*Goal*.
Each line of the material below should be reproduced exactly.

Stored data entries:
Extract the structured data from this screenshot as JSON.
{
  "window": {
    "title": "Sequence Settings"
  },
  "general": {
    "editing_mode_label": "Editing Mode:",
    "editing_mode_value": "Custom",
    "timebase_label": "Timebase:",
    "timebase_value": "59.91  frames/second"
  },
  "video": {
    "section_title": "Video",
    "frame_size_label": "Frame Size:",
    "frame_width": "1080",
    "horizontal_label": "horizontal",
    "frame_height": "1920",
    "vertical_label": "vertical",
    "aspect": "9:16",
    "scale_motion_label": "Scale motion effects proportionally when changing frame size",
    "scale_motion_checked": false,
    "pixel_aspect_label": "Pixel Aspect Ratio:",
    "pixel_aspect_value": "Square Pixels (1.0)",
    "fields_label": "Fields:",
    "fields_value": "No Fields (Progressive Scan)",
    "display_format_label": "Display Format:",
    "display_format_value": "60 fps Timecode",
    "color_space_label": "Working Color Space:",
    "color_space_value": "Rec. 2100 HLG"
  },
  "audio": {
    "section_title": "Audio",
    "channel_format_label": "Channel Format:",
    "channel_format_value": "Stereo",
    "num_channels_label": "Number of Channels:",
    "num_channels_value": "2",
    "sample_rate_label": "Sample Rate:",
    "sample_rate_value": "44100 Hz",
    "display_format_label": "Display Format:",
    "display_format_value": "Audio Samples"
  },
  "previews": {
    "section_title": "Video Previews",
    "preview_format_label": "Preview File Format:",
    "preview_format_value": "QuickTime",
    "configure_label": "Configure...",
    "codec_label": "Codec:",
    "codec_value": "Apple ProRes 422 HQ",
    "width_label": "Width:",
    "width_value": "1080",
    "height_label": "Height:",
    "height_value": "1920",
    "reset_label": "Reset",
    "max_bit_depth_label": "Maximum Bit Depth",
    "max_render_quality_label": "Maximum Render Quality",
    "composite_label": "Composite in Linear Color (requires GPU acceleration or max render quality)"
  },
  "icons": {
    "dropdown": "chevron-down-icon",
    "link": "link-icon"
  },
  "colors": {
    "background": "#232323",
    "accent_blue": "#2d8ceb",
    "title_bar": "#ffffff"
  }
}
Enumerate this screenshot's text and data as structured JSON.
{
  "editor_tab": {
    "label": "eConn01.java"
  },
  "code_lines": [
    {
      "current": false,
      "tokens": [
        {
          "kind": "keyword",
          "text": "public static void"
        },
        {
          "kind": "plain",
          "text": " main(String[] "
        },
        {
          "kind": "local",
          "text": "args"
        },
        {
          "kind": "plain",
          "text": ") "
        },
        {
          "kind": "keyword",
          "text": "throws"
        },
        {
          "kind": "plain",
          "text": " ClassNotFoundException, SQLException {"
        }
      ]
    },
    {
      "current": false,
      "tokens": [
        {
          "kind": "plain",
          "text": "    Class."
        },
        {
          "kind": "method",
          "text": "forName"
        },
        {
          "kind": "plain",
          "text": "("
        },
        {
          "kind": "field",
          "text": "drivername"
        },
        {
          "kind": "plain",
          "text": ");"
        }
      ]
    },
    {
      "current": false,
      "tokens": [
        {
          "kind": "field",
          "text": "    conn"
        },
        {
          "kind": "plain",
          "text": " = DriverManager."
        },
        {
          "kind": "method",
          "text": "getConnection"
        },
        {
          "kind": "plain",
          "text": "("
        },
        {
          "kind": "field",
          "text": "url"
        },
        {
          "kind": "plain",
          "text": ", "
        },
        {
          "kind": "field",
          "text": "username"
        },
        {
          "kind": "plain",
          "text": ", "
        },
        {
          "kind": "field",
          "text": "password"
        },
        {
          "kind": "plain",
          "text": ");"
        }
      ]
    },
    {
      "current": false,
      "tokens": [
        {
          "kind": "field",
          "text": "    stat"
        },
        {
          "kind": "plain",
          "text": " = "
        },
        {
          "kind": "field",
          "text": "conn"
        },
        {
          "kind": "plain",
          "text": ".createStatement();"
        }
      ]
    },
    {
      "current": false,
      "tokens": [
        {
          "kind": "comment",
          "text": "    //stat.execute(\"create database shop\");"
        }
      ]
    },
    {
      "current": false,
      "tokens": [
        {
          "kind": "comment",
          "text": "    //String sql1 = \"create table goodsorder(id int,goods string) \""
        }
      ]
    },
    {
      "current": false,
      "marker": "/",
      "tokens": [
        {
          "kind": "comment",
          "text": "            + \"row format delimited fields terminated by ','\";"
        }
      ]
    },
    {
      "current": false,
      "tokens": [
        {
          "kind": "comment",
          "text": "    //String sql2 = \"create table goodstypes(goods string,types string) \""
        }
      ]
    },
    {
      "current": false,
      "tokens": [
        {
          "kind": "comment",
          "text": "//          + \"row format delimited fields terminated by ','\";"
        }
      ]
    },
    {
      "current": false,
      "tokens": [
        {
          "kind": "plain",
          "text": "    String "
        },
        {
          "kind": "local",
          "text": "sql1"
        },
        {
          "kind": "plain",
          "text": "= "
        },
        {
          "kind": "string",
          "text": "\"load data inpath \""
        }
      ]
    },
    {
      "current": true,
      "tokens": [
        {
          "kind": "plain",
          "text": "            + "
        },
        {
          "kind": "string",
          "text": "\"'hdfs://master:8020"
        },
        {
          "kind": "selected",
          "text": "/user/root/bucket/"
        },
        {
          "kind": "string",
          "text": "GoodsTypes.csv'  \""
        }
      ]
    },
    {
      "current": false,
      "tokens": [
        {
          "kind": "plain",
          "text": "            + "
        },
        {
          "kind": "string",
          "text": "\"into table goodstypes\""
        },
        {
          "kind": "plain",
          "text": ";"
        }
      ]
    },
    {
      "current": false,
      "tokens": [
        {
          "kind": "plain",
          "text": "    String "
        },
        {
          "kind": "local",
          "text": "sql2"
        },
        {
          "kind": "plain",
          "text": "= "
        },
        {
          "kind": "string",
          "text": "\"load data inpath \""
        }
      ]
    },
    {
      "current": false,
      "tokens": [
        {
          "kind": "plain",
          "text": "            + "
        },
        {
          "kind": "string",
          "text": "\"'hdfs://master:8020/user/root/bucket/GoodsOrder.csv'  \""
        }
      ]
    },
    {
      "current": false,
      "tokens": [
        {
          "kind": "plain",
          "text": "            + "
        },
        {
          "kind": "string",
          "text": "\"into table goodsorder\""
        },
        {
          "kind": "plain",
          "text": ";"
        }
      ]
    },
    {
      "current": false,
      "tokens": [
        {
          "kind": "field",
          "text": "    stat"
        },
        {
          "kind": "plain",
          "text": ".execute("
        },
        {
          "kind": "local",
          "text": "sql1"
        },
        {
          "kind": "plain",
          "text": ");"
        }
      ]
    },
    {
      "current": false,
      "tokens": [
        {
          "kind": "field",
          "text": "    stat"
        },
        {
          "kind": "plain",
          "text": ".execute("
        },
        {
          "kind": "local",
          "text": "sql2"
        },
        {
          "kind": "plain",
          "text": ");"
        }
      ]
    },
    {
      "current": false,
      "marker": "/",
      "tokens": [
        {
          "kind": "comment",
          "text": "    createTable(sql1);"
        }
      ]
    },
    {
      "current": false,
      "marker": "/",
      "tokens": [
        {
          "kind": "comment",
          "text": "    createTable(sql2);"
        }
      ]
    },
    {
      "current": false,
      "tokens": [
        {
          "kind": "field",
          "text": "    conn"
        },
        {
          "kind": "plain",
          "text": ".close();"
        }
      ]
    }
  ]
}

*Exercise answer*.
Extract the structured data from this screenshot as JSON.
{
  "window": {
    "title": "Sequence Settings"
  },
  "general": {
    "editing_mode_label": "Editing Mode:",
    "editing_mode_value": "Custom",
    "timebase_label": "Timebase:",
    "timebase_value": "59.91  frames/second"
  },
  "video": {
    "section_title": "Video",
    "frame_size_label": "Frame Size:",
    "frame_width": "1080",
    "horizontal_label": "horizontal",
    "frame_height": "1920",
    "vertical_label": "vertical",
    "aspect": "9:16",
    "scale_motion_label": "Scale motion effects proportionally when changing frame size",
    "scale_motion_checked": false,
    "pixel_aspect_label": "Pixel Aspect Ratio:",
    "pixel_aspect_value": "Square Pixels (1.0)",
    "fields_label": "Fields:",
    "fields_value": "No Fields (Progressive Scan)",
    "display_format_label": "Display Format:",
    "display_format_value": "60 fps Timecode",
    "color_space_label": "Working Color Space:",
    "color_space_value": "Rec. 2100 HLG"
  },
  "audio": {
    "section_title": "Audio",
    "channel_format_label": "Channel Format:",
    "channel_format_value": "Stereo",
    "num_channels_label": "Number of Channels:",
    "num_channels_value": "2",
    "sample_rate_label": "Sample Rate:",
    "sample_rate_value": "44100 Hz",
    "display_format_label": "Display Format:",
    "display_format_value": "Audio Samples"
  },
  "previews": {
    "section_title": "Video Previews",
    "preview_format_label": "Preview File Format:",
    "preview_format_value": "QuickTime",
    "configure_label": "Configure...",
    "codec_label": "Codec:",
    "codec_value": "Apple ProRes 422 HQ",
    "width_label": "Width:",
    "width_value": "1080",
    "height_label": "Height:",
    "height_value": "1920",
    "reset_label": "Reset",
    "max_bit_depth_label": "Maximum Bit Depth",
    "max_render_quality_label": "Maximum Render Quality",
    "composite_label": "Composite in Linear Color (requires GPU acceleration or max render quality)"
  },
  "icons": {
    "dropdown": "chevron-down-icon",
    "link": "link-icon"
  },
  "colors": {
    "background": "#232323",
    "accent_blue": "#2d8ceb",
    "title_bar": "#ffffff"
  }
}
Enumerate this screenshot's text and data as structured JSON.
{
  "editor_tab": {
    "label": "eConn01.java"
  },
  "code_lines": [
    {
      "current": false,
      "tokens": [
        {
          "kind": "keyword",
          "text": "public static void"
        },
        {
          "kind": "plain",
          "text": " main(String[] "
        },
        {
          "kind": "local",
          "text": "args"
        },
        {
          "kind": "plain",
          "text": ") "
        },
        {
          "kind": "keyword",
          "text": "throws"
        },
        {
          "kind": "plain",
          "text": " ClassNotFoundException, SQLException {"
        }
      ]
    },
    {
      "current": false,
      "tokens": [
        {
          "kind": "plain",
          "text": "    Class."
        },
        {
          "kind": "method",
          "text": "forName"
        },
        {
          "kind": "plain",
          "text": "("
        },
        {
          "kind": "field",
          "text": "drivername"
        },
        {
          "kind": "plain",
          "text": ");"
        }
      ]
    },
    {
      "current": false,
      "tokens": [
        {
          "kind": "field",
          "text": "    conn"
        },
        {
          "kind": "plain",
          "text": " = DriverManager."
        },
        {
          "kind": "method",
          "text": "getConnection"
        },
        {
          "kind": "plain",
          "text": "("
        },
        {
          "kind": "field",
          "text": "url"
        },
        {
          "kind": "plain",
          "text": ", "
        },
        {
          "kind": "field",
          "text": "username"
        },
        {
          "kind": "plain",
          "text": ", "
        },
        {
          "kind": "field",
          "text": "password"
        },
        {
          "kind": "plain",
          "text": ");"
        }
      ]
    },
    {
      "current": false,
      "tokens": [
        {
          "kind": "field",
          "text": "    stat"
        },
        {
          "kind": "plain",
          "text": " = "
        },
        {
          "kind": "field",
          "text": "conn"
        },
        {
          "kind": "plain",
          "text": ".createStatement();"
        }
      ]
    },
    {
      "current": false,
      "tokens": [
        {
          "kind": "comment",
          "text": "    //stat.execute(\"create database shop\");"
        }
      ]
    },
    {
      "current": false,
      "tokens": [
        {
          "kind": "comment",
          "text": "    //String sql1 = \"create table goodsorder(id int,goods string) \""
        }
      ]
    },
    {
      "current": false,
      "marker": "/",
      "tokens": [
        {
          "kind": "comment",
          "text": "            + \"row format delimited fields terminated by ','\";"
        }
      ]
    },
    {
      "current": false,
      "tokens": [
        {
          "kind": "comment",
          "text": "    //String sql2 = \"create table goodstypes(goods string,types string) \""
        }
      ]
    },
    {
      "current": false,
      "tokens": [
        {
          "kind": "comment",
          "text": "//          + \"row format delimited fields terminated by ','\";"
        }
      ]
    },
    {
      "current": false,
      "tokens": [
        {
          "kind": "plain",
          "text": "    String "
        },
        {
          "kind": "local",
          "text": "sql1"
        },
        {
          "kind": "plain",
          "text": "= "
        },
        {
          "kind": "string",
          "text": "\"load data inpath \""
        }
      ]
    },
    {
      "current": true,
      "tokens": [
        {
          "kind": "plain",
          "text": "            + "
        },
        {
          "kind": "string",
          "text": "\"'hdfs://master:8020"
        },
        {
          "kind": "selected",
          "text": "/user/root/bucket/"
        },
        {
          "kind": "string",
          "text": "GoodsTypes.csv'  \""
        }
      ]
    },
    {
      "current": false,
      "tokens": [
        {
          "kind": "plain",
          "text": "            + "
        },
        {
          "kind": "string",
          "text": "\"into table goodstypes\""
        },
        {
          "kind": "plain",
          "text": ";"
        }
      ]
    },
    {
      "current": false,
      "tokens": [
        {
          "kind": "plain",
          "text": "    String "
        },
        {
          "kind": "local",
          "text": "sql2"
        },
        {
          "kind": "plain",
          "text": "= "
        },
        {
          "kind": "string",
          "text": "\"load data inpath \""
        }
      ]
    },
    {
      "current": false,
      "tokens": [
        {
          "kind": "plain",
          "text": "            + "
        },
        {
          "kind": "string",
          "text": "\"'hdfs://master:8020/user/root/bucket/GoodsOrder.csv'  \""
        }
      ]
    },
    {
      "current": false,
      "tokens": [
        {
          "kind": "plain",
          "text": "            + "
        },
        {
          "kind": "string",
          "text": "\"into table goodsorder\""
        },
        {
          "kind": "plain",
          "text": ";"
        }
      ]
    },
    {
      "current": false,
      "tokens": [
        {
          "kind": "field",
          "text": "    stat"
        },
        {
          "kind": "plain",
          "text": ".execute("
        },
        {
          "kind": "local",
          "text": "sql1"
        },
        {
          "kind": "plain",
          "text": ");"
        }
      ]
    },
    {
      "current": false,
      "tokens": [
        {
          "kind": "field",
          "text": "    stat"
        },
        {
          "kind": "plain",
          "text": ".execute("
        },
        {
          "kind": "local",
          "text": "sql2"
        },
        {
          "kind": "plain",
          "text": ");"
        }
      ]
    },
    {
      "current": false,
      "marker": "/",
      "tokens": [
        {
          "kind": "comment",
          "text": "    createTable(sql1);"
        }
      ]
    },
    {
      "current": false,
      "marker": "/",
      "tokens": [
        {
          "kind": "comment",
          "text": "    createTable(sql2);"
        }
      ]
    },
    {
      "current": false,
      "tokens": [
        {
          "kind": "field",
          "text": "    conn"
        },
        {
          "kind": "plain",
          "text": ".close();"
        }
      ]
    }
  ]
}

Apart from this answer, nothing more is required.